_Data excerpts_
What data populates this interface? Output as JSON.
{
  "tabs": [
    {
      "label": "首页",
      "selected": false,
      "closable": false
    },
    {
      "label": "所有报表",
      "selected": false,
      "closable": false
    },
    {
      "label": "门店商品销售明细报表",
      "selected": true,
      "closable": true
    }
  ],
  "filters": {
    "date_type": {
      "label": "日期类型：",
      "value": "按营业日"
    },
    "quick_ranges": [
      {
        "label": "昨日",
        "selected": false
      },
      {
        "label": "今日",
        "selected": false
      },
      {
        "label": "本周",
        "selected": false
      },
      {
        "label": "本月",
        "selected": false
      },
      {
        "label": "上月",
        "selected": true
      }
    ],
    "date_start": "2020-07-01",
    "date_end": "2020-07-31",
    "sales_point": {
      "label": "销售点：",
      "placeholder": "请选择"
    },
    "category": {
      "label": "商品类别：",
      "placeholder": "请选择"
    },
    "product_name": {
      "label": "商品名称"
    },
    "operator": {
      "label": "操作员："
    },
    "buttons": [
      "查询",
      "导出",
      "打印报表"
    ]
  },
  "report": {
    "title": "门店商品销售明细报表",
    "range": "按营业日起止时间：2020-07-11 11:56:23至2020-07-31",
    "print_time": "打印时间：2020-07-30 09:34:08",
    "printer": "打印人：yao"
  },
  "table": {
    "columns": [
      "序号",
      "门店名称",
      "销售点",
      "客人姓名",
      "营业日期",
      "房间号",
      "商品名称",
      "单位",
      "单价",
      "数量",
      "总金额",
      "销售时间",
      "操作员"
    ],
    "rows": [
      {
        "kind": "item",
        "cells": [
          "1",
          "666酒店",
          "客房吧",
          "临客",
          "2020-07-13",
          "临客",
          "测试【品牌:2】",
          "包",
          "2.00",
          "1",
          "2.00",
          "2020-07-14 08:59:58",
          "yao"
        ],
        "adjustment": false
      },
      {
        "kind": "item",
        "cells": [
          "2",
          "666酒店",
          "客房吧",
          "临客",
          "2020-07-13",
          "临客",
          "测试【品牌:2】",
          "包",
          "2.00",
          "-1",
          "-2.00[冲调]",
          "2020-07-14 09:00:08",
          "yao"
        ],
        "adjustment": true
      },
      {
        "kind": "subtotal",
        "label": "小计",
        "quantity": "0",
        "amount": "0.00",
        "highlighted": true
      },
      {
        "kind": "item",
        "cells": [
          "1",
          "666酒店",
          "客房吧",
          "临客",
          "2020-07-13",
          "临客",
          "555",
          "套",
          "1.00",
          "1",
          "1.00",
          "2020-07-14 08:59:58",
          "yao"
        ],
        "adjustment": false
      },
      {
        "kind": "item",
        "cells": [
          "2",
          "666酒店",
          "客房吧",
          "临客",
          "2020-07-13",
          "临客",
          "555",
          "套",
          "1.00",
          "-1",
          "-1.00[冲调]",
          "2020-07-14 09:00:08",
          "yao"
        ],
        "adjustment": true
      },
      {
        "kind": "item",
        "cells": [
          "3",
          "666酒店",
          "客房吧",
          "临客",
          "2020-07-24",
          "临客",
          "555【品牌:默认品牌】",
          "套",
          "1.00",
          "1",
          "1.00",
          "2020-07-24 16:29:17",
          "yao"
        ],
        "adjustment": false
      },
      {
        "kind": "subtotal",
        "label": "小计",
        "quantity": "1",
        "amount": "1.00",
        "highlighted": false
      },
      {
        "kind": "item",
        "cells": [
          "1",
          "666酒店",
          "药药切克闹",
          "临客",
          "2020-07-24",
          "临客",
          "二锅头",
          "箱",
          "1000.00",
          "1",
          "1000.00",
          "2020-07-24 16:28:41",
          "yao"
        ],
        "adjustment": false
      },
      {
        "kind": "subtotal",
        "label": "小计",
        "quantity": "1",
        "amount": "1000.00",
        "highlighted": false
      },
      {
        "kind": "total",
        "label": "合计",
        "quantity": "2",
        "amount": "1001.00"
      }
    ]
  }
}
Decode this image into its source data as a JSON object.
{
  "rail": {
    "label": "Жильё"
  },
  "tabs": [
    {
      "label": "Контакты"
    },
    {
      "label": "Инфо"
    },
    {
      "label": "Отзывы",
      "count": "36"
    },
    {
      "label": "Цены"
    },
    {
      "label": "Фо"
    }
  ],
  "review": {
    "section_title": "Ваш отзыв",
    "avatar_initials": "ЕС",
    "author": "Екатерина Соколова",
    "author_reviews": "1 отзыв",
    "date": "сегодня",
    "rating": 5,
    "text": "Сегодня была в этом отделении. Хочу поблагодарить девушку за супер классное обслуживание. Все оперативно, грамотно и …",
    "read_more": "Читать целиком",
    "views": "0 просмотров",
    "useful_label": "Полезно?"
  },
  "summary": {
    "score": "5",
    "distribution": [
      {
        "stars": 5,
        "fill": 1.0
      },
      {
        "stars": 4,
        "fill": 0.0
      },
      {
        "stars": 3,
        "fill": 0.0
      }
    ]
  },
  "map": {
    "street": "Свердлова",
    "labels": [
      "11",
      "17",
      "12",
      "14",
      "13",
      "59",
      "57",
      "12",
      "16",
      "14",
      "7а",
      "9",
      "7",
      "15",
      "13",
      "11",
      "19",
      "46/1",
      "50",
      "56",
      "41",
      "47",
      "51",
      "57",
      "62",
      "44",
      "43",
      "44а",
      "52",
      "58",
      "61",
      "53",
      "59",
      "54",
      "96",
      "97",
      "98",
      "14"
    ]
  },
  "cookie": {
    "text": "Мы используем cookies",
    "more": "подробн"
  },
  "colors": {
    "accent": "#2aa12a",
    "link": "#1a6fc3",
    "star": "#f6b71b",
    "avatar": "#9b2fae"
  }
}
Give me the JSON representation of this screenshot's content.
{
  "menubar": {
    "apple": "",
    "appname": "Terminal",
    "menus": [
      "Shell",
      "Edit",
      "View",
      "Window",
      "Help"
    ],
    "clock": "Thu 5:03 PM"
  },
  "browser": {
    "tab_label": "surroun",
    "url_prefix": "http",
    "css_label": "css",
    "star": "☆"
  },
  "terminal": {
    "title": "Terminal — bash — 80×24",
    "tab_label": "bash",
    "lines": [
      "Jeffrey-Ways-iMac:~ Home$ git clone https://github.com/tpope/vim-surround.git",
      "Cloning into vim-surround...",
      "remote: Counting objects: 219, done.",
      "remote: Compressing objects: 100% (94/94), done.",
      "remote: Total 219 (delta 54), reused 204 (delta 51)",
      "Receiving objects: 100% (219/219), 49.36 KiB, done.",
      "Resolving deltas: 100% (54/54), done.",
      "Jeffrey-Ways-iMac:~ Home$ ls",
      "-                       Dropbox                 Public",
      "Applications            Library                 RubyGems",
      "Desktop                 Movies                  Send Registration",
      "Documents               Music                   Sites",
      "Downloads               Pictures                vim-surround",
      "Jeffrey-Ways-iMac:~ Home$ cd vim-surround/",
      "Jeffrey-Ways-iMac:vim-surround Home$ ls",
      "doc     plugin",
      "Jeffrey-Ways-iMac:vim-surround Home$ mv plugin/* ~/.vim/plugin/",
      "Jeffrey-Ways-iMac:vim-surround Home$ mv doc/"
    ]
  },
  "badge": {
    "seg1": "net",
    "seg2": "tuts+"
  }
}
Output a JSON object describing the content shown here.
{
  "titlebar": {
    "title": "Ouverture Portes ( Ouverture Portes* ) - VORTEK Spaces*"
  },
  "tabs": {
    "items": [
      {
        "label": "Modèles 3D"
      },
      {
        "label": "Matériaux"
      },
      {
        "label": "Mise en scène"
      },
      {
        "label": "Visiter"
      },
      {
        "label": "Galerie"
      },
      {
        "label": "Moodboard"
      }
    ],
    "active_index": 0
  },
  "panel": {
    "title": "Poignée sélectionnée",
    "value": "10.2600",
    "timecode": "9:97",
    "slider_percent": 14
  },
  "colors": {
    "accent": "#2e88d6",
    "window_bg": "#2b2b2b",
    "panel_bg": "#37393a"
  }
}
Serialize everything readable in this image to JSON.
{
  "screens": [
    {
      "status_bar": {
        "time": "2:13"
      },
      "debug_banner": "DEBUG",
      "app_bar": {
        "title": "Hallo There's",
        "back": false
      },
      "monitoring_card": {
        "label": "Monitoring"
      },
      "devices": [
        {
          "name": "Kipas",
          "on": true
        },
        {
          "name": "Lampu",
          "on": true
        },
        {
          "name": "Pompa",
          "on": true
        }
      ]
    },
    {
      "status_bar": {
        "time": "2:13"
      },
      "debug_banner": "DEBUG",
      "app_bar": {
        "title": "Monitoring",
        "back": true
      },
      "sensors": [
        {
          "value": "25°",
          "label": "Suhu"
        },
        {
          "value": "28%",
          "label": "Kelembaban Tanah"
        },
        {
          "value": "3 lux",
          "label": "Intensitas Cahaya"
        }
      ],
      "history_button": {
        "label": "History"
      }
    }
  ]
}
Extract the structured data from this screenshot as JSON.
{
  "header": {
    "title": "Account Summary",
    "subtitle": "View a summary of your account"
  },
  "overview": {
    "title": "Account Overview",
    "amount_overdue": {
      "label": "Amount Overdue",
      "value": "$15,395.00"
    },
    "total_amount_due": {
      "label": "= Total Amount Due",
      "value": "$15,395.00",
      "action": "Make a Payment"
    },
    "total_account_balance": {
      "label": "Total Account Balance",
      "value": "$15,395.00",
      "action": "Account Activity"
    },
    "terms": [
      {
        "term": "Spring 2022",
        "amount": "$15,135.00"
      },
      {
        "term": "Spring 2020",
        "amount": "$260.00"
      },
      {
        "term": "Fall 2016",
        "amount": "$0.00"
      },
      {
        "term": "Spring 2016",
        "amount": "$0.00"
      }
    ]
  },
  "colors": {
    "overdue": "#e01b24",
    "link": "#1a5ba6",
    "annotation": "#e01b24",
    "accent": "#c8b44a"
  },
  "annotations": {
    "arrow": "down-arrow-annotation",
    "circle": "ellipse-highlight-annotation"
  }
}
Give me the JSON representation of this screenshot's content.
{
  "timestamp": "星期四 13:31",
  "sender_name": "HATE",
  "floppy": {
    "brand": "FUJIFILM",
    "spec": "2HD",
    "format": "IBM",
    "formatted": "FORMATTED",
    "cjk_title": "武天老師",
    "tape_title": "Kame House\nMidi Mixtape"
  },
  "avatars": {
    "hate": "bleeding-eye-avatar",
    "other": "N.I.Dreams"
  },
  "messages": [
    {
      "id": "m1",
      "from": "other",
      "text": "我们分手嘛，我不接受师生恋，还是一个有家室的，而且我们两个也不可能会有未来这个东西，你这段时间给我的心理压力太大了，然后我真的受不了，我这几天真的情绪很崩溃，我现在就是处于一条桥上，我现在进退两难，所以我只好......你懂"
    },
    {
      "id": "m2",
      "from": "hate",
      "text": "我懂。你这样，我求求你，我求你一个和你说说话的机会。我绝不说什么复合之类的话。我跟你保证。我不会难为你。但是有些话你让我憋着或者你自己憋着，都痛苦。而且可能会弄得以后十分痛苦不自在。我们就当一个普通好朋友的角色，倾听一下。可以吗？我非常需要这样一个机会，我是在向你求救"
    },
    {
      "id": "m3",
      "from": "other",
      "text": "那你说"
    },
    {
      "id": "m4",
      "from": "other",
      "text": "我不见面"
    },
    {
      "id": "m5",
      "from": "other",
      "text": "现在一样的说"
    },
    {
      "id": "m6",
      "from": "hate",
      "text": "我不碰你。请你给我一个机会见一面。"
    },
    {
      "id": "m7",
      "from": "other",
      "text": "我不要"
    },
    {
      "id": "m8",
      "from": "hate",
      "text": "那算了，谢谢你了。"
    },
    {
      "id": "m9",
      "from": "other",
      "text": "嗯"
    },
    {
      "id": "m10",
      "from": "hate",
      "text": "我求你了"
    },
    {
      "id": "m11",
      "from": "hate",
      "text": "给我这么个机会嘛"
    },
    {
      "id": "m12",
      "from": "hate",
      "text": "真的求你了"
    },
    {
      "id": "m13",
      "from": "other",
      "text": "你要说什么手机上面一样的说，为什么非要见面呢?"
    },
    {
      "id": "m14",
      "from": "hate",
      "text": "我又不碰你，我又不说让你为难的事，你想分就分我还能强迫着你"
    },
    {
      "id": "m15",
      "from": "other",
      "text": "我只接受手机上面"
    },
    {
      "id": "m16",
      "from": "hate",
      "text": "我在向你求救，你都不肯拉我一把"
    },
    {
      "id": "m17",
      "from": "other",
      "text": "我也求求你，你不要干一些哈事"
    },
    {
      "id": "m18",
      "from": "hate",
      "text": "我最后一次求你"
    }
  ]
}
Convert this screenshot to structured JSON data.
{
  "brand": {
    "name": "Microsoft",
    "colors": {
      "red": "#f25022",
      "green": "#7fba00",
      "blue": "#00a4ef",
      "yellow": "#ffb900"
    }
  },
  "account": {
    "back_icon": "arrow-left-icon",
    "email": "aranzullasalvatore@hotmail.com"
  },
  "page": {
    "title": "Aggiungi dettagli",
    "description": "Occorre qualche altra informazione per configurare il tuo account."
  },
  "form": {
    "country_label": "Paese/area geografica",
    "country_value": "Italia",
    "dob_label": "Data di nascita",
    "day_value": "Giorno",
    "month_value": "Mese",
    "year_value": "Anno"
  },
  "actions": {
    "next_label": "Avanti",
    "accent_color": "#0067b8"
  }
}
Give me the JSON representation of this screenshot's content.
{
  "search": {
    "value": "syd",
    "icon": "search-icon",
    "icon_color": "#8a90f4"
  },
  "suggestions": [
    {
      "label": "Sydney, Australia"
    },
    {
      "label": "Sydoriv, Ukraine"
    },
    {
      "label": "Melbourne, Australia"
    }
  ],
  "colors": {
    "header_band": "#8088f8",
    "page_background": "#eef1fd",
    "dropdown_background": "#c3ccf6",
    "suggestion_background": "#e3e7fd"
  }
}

_The task_
Every line of the listing that holds "structured" should be found and copied.

_Complete response_
Extract the structured data from this screenshot as JSON.
Convert this screenshot to structured JSON data.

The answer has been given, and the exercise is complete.